Do this -> Show each line from the listing that includes the word "vermerkt".

Records for processing ->
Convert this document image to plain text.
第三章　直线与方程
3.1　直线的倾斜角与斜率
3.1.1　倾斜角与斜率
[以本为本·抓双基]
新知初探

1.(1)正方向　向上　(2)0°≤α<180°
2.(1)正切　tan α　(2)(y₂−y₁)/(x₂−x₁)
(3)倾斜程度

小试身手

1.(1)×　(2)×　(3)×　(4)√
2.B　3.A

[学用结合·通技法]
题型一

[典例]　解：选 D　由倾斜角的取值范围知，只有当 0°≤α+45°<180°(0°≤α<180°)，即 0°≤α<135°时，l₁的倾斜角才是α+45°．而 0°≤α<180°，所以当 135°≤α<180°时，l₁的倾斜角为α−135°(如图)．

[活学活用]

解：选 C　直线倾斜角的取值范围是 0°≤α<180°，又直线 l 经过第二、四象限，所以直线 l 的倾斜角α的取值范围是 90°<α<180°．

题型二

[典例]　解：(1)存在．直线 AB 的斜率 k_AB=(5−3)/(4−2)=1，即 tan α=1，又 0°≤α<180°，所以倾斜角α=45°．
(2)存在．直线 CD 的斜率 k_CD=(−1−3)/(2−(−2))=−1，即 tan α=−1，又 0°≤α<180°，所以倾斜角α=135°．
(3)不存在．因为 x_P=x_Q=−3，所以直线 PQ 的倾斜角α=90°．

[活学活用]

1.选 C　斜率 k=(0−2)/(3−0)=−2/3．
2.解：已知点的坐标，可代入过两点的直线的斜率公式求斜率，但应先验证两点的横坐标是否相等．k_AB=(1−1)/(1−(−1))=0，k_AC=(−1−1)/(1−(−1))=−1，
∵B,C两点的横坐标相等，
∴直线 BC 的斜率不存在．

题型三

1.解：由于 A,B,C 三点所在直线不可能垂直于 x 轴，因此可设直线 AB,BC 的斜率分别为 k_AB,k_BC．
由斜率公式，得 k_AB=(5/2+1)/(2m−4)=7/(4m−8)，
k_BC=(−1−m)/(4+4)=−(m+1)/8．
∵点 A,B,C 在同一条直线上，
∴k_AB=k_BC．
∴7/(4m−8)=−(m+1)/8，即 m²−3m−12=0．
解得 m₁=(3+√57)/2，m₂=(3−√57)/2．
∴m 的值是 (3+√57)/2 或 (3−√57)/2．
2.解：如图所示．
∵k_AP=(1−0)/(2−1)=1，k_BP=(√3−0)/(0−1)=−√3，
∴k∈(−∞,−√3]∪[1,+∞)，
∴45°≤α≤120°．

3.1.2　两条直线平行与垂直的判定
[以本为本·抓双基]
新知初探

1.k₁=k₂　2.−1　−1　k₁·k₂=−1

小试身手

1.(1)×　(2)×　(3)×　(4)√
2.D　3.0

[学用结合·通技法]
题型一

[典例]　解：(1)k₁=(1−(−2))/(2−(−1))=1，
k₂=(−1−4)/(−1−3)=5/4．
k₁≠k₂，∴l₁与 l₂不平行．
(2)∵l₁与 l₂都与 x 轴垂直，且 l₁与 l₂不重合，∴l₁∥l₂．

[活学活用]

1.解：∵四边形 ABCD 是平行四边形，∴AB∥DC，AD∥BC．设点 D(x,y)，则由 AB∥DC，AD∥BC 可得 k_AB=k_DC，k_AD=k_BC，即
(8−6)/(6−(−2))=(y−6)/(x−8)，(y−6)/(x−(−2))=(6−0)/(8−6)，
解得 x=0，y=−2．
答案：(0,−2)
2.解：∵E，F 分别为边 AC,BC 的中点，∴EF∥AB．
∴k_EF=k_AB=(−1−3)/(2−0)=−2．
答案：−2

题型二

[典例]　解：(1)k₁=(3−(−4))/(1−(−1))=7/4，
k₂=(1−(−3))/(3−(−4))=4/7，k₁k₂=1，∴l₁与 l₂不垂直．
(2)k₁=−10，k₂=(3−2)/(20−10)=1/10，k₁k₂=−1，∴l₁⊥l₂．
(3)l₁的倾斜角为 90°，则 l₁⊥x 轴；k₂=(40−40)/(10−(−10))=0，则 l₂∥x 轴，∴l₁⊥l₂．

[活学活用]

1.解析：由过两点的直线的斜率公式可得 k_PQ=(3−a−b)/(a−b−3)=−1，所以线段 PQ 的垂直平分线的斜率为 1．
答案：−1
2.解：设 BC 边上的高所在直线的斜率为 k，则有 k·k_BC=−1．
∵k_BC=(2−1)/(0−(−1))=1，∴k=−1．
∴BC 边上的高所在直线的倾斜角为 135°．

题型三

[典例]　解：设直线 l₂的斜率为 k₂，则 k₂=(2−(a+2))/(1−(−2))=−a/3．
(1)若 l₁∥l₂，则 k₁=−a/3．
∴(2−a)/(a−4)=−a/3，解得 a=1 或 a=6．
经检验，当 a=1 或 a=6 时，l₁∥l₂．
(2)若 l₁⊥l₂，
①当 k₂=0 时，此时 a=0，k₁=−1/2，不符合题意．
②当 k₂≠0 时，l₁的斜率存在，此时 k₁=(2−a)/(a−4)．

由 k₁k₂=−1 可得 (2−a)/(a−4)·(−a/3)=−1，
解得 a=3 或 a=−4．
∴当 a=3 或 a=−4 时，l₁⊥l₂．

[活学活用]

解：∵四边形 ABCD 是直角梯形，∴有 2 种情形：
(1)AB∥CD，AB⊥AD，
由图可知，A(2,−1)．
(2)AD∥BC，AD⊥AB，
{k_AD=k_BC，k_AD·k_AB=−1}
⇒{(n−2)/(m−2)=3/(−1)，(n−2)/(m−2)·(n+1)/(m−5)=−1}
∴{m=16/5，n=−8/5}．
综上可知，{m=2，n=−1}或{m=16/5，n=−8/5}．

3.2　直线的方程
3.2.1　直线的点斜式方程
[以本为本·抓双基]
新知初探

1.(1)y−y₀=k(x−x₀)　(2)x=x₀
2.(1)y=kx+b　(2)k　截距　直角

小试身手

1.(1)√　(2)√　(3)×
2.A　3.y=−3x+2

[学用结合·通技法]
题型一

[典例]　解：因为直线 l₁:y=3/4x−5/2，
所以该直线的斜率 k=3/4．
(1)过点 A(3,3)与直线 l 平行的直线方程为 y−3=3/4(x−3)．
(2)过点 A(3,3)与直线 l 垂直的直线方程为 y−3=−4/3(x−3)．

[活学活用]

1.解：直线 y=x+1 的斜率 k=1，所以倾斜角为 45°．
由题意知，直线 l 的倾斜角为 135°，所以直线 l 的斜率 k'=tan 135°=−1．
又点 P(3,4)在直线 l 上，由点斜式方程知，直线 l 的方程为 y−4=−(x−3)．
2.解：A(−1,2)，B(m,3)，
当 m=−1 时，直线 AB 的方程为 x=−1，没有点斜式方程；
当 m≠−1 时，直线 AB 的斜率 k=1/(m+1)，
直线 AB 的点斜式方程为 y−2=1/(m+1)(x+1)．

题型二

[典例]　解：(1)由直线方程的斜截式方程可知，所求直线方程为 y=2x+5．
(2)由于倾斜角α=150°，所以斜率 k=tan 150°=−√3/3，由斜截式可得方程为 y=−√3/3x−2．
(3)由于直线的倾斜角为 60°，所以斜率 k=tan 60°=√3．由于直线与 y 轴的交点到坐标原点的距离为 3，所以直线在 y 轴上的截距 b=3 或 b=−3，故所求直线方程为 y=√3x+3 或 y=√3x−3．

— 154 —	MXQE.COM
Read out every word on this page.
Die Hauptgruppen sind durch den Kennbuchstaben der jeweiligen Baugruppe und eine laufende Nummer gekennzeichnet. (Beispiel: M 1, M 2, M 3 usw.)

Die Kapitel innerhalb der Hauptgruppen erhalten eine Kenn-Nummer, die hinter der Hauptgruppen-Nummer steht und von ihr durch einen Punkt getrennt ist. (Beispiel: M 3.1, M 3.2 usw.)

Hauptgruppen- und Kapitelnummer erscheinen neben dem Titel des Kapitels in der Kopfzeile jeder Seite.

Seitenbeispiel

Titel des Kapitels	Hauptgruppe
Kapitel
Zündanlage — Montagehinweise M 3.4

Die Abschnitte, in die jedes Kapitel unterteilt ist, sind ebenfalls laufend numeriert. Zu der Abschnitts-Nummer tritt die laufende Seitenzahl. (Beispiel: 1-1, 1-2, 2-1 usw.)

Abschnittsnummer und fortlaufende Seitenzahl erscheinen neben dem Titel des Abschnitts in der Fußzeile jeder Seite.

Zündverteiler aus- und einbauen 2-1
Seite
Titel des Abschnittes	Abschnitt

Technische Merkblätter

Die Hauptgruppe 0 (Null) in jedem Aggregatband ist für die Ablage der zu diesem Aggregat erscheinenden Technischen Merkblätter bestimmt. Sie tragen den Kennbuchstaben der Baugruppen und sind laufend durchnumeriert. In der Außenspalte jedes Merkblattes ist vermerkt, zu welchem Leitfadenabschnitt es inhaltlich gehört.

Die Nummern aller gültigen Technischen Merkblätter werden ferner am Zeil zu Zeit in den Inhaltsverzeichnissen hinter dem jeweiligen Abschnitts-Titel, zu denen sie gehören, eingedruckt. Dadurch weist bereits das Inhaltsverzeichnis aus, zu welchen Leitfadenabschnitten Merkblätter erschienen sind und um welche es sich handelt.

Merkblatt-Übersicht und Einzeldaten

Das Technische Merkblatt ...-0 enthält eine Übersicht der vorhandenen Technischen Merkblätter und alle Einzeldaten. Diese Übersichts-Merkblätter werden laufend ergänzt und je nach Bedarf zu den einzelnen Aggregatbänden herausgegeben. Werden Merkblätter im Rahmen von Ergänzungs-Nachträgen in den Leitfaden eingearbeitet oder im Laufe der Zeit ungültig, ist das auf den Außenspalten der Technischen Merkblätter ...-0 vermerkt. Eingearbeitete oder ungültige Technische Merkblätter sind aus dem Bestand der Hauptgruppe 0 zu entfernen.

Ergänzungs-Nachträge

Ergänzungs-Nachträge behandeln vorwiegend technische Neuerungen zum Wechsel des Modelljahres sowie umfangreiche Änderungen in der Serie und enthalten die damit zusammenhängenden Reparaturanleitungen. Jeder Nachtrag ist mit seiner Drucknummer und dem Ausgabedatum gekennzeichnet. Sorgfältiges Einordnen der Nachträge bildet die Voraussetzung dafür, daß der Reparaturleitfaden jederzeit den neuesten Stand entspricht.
==
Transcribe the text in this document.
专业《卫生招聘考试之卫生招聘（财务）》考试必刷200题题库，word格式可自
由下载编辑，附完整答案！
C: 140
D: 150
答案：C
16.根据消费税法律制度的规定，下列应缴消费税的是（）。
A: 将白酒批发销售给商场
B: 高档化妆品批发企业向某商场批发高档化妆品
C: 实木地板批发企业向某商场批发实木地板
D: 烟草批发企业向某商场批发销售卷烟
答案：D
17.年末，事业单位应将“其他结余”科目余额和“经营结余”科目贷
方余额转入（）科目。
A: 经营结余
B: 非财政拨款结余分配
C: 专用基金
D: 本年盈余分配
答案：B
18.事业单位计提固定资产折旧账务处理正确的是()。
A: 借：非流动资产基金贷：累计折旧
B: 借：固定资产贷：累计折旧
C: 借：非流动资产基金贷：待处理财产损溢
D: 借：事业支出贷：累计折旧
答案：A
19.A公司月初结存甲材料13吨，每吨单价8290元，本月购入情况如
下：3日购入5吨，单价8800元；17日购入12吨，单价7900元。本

The output ->
Die Hauptgruppe 0 (Null) in jedem Aggregatband ist für die Ablage der zu diesem Aggregat erscheinenden Technischen Merkblätter bestimmt. Sie tragen den Kennbuchstaben der Baugruppen und sind laufend durchnumeriert. In der Außenspalte jedes Merkblattes ist vermerkt, zu welchem Leitfadenabschnitt es inhaltlich gehört.
Das Technische Merkblatt ...-0 enthält eine Übersicht der vorhandenen Technischen Merkblätter und alle Einzeldaten. Diese Übersichts-Merkblätter werden laufend ergänzt und je nach Bedarf zu den einzelnen Aggregatbänden herausgegeben. Werden Merkblätter im Rahmen von Ergänzungs-Nachträgen in den Leitfaden eingearbeitet oder im Laufe der Zeit ungültig, ist das auf den Außenspalten der Technischen Merkblätter ...-0 vermerkt. Eingearbeitete oder ungültige Technische Merkblätter sind aus dem Bestand der Hauptgruppe 0 zu entfernen.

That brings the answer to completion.